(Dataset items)
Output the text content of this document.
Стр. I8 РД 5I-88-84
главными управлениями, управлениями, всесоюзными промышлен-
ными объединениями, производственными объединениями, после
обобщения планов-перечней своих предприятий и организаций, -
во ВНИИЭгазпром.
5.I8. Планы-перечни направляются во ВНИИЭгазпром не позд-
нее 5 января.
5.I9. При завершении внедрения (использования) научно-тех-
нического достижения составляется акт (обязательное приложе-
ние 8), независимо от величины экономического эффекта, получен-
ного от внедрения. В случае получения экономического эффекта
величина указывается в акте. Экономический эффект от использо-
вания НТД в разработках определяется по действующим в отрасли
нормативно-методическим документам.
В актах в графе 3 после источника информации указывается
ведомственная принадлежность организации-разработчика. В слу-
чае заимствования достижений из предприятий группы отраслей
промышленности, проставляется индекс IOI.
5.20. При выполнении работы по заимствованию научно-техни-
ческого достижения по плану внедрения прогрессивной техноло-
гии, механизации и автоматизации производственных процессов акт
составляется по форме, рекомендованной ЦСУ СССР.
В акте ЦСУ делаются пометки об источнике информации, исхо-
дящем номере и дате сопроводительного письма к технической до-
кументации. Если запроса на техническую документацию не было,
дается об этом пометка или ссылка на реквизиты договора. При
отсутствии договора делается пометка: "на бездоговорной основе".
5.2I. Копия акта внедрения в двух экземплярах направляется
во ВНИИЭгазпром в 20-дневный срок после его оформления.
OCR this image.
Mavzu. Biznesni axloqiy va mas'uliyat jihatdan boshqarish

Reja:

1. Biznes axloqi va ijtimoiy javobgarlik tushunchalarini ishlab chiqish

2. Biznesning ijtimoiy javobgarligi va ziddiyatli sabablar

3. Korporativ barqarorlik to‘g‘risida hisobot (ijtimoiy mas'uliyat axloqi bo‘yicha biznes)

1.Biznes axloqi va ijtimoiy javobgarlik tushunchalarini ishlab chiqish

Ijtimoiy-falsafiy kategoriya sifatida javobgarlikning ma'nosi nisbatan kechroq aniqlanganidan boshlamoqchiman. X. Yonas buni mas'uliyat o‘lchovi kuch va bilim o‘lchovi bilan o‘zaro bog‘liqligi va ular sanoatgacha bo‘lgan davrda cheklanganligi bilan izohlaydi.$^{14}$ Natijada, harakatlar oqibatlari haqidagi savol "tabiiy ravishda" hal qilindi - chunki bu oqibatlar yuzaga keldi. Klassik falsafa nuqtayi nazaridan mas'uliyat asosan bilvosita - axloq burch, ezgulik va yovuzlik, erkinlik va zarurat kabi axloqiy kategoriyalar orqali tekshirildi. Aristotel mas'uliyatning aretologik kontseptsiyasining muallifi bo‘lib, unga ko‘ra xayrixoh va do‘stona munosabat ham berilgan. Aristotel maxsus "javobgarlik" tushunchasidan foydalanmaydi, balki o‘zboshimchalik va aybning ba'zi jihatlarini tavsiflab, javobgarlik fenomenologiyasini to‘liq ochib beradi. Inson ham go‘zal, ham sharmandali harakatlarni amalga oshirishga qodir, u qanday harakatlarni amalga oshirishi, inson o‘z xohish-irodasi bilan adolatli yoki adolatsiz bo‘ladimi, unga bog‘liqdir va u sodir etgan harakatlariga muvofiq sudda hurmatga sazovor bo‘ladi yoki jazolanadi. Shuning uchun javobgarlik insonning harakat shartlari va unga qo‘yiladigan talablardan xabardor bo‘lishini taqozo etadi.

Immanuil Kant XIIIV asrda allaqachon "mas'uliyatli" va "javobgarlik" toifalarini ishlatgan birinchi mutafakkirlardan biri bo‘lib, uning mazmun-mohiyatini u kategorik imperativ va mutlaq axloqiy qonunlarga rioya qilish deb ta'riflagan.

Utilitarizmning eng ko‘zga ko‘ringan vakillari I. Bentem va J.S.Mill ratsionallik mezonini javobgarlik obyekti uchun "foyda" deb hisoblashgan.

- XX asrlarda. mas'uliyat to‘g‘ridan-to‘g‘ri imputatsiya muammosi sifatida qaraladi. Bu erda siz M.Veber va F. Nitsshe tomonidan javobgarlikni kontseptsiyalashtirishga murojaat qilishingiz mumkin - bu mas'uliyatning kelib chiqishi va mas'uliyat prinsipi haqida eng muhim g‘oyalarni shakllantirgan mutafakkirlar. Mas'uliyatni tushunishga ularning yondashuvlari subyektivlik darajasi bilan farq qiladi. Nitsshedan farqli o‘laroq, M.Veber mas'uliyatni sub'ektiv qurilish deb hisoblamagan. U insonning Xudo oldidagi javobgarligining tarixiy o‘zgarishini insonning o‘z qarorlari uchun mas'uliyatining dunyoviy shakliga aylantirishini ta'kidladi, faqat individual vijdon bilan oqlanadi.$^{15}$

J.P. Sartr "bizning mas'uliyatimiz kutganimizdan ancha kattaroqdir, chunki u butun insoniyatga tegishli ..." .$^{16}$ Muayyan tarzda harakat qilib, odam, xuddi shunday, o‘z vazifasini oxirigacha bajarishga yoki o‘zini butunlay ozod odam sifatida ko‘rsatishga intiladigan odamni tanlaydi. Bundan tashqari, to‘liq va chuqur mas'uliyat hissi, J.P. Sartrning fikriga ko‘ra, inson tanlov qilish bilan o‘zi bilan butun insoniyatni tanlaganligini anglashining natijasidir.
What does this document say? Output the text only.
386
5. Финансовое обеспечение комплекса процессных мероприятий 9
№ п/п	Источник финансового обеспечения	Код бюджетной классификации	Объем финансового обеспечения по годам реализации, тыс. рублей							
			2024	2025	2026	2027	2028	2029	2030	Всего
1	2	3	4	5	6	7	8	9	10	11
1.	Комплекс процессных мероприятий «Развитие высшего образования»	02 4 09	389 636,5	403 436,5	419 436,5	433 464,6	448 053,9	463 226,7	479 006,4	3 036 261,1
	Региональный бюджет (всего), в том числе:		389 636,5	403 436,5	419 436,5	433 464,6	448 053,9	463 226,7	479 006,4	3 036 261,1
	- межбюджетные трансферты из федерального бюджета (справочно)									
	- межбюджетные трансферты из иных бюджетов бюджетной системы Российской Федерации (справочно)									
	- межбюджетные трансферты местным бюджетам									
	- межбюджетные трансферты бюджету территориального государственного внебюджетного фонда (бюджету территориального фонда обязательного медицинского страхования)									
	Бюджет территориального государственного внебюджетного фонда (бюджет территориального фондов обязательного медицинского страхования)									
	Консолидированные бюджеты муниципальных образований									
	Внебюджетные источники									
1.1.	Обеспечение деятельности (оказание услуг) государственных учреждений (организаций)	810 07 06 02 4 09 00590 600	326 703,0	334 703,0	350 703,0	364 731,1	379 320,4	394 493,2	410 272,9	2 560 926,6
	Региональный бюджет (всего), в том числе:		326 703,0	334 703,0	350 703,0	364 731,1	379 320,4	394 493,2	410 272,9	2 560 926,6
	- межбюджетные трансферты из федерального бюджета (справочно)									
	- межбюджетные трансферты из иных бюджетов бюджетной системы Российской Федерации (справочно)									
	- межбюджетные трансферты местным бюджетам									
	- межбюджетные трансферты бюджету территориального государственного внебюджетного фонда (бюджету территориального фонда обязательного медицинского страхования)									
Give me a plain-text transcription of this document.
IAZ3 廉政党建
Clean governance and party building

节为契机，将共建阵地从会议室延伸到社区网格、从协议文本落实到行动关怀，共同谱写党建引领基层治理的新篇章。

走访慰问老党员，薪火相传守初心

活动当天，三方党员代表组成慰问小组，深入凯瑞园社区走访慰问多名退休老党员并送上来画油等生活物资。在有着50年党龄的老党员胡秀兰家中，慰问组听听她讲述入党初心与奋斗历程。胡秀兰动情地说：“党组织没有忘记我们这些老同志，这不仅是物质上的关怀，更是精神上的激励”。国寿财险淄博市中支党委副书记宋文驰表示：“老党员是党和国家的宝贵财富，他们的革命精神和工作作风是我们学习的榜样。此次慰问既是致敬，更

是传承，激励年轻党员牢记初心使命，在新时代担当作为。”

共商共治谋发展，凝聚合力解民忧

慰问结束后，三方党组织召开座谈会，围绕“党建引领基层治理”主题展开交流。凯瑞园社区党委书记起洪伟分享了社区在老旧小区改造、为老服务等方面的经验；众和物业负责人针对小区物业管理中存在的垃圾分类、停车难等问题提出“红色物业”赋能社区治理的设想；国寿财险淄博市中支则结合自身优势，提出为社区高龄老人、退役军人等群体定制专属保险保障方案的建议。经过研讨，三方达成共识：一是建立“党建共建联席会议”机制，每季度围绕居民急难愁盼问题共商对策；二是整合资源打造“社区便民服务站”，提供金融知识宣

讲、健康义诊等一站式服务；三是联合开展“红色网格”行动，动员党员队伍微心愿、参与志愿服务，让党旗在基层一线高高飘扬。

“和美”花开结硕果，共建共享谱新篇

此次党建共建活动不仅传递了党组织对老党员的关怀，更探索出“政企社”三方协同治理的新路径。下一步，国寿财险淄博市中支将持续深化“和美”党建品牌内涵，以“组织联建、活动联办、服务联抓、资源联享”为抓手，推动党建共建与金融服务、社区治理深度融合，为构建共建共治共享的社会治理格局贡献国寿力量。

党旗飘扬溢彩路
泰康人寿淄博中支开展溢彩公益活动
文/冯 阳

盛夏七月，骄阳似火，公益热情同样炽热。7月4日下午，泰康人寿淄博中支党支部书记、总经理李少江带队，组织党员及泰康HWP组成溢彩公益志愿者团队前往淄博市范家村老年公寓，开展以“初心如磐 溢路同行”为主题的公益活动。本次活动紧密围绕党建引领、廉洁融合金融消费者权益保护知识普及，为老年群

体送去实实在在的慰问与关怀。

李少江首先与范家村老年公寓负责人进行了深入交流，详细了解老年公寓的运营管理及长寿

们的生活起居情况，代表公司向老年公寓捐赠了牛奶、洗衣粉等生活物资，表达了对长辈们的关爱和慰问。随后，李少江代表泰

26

> [Brief]: Copy all the lines above that hold the string "договора".

> [Response]:
дается об этом пометка или ссылка на реквизиты договора. При
отсутствии договора делается пометка: "на бездоговорной основе".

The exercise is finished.